>> Start Stored rows
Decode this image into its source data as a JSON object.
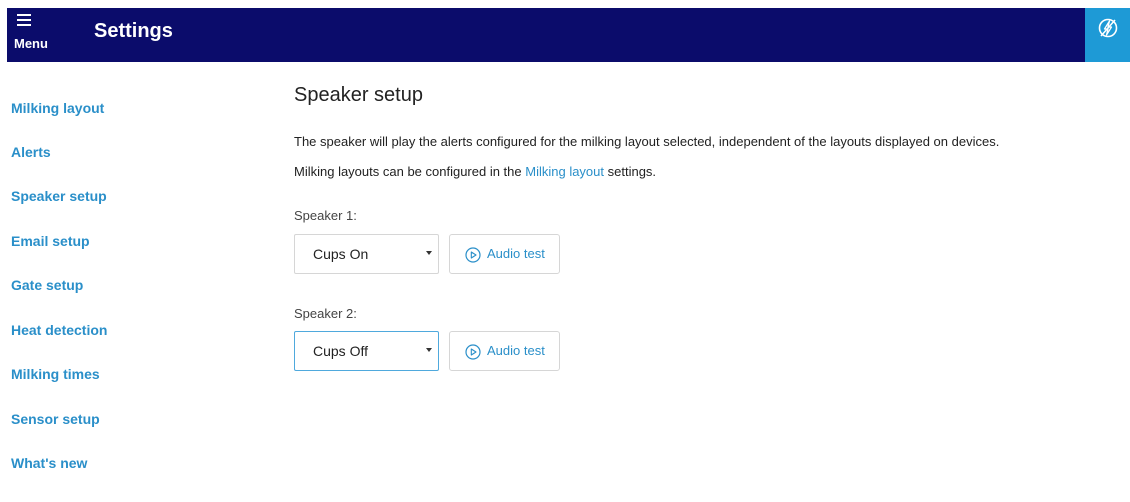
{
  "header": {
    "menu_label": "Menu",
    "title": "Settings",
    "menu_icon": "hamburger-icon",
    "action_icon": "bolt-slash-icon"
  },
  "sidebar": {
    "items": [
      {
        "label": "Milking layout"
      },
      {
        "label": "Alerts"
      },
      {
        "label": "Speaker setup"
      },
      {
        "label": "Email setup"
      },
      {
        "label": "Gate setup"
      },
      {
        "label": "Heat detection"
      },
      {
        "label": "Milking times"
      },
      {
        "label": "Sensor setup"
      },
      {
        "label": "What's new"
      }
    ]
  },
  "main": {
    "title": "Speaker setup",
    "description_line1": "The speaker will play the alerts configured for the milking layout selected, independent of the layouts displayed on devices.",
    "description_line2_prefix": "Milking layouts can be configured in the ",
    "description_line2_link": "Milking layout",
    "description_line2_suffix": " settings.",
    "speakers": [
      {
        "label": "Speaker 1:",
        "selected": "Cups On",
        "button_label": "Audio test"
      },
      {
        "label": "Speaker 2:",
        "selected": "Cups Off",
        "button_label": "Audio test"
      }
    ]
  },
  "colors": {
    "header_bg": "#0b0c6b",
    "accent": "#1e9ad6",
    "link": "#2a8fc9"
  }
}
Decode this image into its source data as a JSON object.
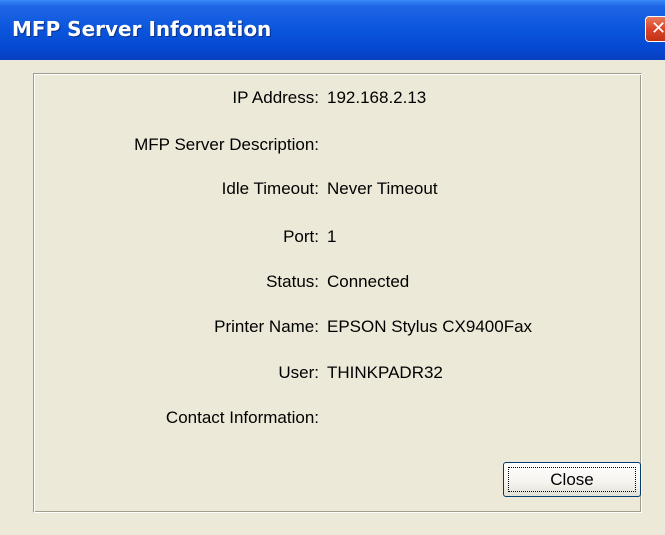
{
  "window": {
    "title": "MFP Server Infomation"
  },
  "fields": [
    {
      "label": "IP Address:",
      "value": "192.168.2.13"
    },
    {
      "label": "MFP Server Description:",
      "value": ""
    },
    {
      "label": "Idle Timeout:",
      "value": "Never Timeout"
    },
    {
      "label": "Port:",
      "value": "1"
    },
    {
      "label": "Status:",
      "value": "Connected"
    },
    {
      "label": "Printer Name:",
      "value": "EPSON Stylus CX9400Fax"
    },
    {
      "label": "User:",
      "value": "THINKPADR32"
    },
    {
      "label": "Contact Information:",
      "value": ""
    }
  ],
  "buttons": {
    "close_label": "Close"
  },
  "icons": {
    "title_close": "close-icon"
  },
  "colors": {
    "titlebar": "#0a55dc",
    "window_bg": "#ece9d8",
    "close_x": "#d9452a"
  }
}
>> End Stored rows
**Request**
Copy out every line of the material above exactly, skipping the pictures.

**Reply to the task**
Decode this image into its source data as a JSON object.
{
  "header": {
    "menu_label": "Menu",
    "title": "Settings",
    "menu_icon": "hamburger-icon",
    "action_icon": "bolt-slash-icon"
  },
  "sidebar": {
    "items": [
      {
        "label": "Milking layout"
      },
      {
        "label": "Alerts"
      },
      {
        "label": "Speaker setup"
      },
      {
        "label": "Email setup"
      },
      {
        "label": "Gate setup"
      },
      {
        "label": "Heat detection"
      },
      {
        "label": "Milking times"
      },
      {
        "label": "Sensor setup"
      },
      {
        "label": "What's new"
      }
    ]
  },
  "main": {
    "title": "Speaker setup",
    "description_line1": "The speaker will play the alerts configured for the milking layout selected, independent of the layouts displayed on devices.",
    "description_line2_prefix": "Milking layouts can be configured in the ",
    "description_line2_link": "Milking layout",
    "description_line2_suffix": " settings.",
    "speakers": [
      {
        "label": "Speaker 1:",
        "selected": "Cups On",
        "button_label": "Audio test"
      },
      {
        "label": "Speaker 2:",
        "selected": "Cups Off",
        "button_label": "Audio test"
      }
    ]
  },
  "colors": {
    "header_bg": "#0b0c6b",
    "accent": "#1e9ad6",
    "link": "#2a8fc9"
  }
}
Decode this image into its source data as a JSON object.
{
  "window": {
    "title": "MFP Server Infomation"
  },
  "fields": [
    {
      "label": "IP Address:",
      "value": "192.168.2.13"
    },
    {
      "label": "MFP Server Description:",
      "value": ""
    },
    {
      "label": "Idle Timeout:",
      "value": "Never Timeout"
    },
    {
      "label": "Port:",
      "value": "1"
    },
    {
      "label": "Status:",
      "value": "Connected"
    },
    {
      "label": "Printer Name:",
      "value": "EPSON Stylus CX9400Fax"
    },
    {
      "label": "User:",
      "value": "THINKPADR32"
    },
    {
      "label": "Contact Information:",
      "value": ""
    }
  ],
  "buttons": {
    "close_label": "Close"
  },
  "icons": {
    "title_close": "close-icon"
  },
  "colors": {
    "titlebar": "#0a55dc",
    "window_bg": "#ece9d8",
    "close_x": "#d9452a"
  }
}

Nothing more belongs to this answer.